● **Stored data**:
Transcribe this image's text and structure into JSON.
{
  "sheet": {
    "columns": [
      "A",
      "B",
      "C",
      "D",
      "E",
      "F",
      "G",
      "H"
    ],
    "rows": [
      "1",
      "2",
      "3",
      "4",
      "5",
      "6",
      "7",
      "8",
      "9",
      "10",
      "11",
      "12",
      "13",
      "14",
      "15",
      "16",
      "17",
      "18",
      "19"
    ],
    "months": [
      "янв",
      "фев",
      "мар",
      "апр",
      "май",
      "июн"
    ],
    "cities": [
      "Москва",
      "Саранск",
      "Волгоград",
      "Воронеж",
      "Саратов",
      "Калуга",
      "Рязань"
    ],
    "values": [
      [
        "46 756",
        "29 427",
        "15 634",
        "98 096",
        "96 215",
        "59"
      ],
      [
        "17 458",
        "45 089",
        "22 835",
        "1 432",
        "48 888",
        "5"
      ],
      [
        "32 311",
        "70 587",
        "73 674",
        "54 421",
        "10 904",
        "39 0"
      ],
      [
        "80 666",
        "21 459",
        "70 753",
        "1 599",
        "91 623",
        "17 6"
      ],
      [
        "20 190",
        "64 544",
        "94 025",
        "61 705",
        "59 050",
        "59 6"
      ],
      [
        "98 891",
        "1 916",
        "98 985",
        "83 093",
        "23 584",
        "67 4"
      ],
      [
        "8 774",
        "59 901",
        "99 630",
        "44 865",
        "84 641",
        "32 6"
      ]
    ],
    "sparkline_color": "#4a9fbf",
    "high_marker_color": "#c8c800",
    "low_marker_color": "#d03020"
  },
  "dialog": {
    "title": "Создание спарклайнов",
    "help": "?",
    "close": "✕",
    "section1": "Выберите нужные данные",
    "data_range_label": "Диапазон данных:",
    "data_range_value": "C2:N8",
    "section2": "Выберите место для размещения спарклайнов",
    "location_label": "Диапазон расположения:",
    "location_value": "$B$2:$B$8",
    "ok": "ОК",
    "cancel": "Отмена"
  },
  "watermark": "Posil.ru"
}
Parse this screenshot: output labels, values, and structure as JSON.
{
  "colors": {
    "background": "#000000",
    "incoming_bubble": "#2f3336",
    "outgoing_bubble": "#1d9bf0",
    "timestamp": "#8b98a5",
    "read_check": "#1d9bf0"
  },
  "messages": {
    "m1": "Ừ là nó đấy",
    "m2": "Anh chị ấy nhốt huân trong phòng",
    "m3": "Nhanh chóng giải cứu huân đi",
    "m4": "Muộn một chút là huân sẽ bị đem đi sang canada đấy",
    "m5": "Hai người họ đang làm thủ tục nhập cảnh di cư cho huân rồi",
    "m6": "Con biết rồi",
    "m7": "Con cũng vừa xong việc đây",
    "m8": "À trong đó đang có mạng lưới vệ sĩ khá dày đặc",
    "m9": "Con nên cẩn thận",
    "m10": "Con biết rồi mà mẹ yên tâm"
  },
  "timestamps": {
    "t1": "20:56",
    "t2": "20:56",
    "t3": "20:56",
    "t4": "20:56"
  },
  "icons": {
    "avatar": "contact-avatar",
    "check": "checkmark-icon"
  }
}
...
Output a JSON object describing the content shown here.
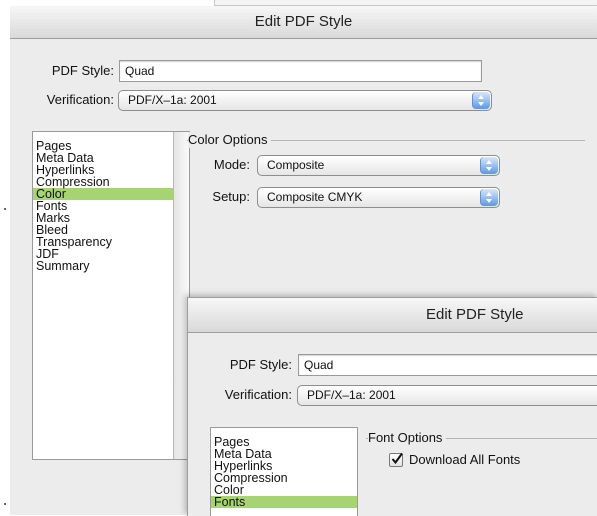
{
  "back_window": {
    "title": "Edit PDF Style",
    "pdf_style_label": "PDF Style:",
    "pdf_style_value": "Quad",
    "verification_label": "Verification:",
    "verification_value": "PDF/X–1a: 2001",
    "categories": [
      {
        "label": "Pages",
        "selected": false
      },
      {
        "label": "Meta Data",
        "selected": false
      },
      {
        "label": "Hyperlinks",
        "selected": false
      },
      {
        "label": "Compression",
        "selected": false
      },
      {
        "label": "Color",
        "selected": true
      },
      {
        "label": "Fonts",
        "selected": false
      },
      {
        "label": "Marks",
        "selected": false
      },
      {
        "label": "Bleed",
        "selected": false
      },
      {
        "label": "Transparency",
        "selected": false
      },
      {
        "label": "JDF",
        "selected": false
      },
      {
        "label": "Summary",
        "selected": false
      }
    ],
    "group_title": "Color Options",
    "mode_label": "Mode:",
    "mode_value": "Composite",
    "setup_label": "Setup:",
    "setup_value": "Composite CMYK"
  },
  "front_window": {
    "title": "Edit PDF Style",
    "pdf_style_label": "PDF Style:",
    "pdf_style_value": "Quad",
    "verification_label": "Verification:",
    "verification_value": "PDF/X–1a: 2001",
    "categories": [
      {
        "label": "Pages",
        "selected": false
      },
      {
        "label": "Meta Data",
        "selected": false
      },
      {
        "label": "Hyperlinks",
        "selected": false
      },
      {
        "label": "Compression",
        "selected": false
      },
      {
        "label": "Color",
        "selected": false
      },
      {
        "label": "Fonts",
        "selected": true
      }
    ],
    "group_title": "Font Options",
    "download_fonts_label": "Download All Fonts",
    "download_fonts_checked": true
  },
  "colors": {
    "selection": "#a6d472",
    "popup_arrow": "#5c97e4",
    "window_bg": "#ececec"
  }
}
* * *
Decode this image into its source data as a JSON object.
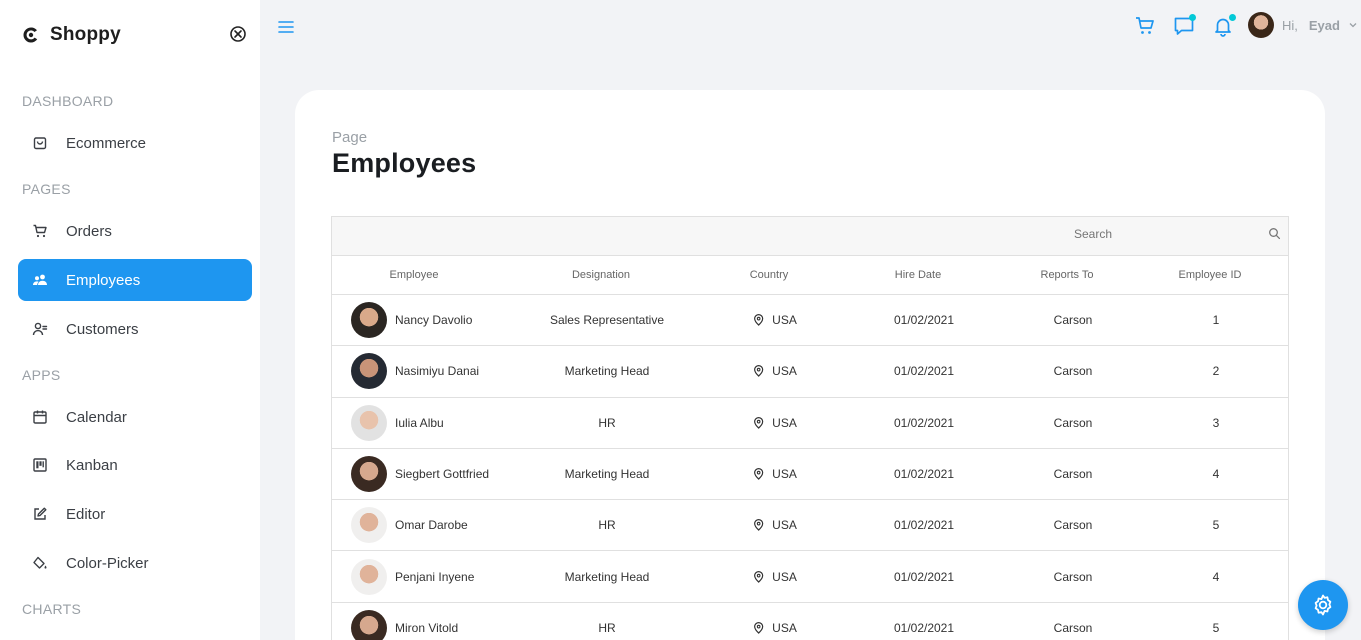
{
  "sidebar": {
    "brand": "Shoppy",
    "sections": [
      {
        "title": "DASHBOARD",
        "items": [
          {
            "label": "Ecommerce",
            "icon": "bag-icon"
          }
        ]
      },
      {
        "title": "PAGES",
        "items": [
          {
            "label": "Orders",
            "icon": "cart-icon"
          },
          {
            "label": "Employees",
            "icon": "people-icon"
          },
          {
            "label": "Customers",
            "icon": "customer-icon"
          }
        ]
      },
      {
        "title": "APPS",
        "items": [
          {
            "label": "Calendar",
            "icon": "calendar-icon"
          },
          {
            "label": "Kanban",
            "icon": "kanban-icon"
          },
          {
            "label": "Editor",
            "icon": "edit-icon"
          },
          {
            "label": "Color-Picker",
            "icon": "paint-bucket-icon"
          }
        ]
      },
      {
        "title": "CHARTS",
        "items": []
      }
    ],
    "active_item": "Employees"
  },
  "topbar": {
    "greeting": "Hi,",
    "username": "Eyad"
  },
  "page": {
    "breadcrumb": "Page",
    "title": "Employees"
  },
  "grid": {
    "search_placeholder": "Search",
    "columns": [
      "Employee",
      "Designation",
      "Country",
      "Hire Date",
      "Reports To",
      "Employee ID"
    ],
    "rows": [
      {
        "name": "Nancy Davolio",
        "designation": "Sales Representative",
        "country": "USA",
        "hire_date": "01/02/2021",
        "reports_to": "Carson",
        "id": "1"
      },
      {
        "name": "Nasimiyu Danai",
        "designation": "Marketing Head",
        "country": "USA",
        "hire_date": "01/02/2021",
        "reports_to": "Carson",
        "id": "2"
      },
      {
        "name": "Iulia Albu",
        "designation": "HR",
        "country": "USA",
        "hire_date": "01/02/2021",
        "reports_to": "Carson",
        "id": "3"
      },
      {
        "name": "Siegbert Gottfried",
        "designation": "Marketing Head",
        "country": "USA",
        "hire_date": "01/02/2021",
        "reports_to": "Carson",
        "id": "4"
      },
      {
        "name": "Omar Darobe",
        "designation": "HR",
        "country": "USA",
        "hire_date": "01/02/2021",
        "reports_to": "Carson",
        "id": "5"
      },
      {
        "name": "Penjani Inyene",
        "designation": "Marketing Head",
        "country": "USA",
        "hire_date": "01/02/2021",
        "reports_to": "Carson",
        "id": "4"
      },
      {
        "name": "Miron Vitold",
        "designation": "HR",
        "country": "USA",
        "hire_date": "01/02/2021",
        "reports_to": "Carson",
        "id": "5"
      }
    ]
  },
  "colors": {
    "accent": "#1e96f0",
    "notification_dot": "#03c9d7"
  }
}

● **Given task**:
Pick out the lines containing the word "this" and show them.

● **In response**:
Transcribe this image's text and structure into JSON.
Parse this screenshot: output labels, values, and structure as JSON.
Decode this image into its source data as a JSON object.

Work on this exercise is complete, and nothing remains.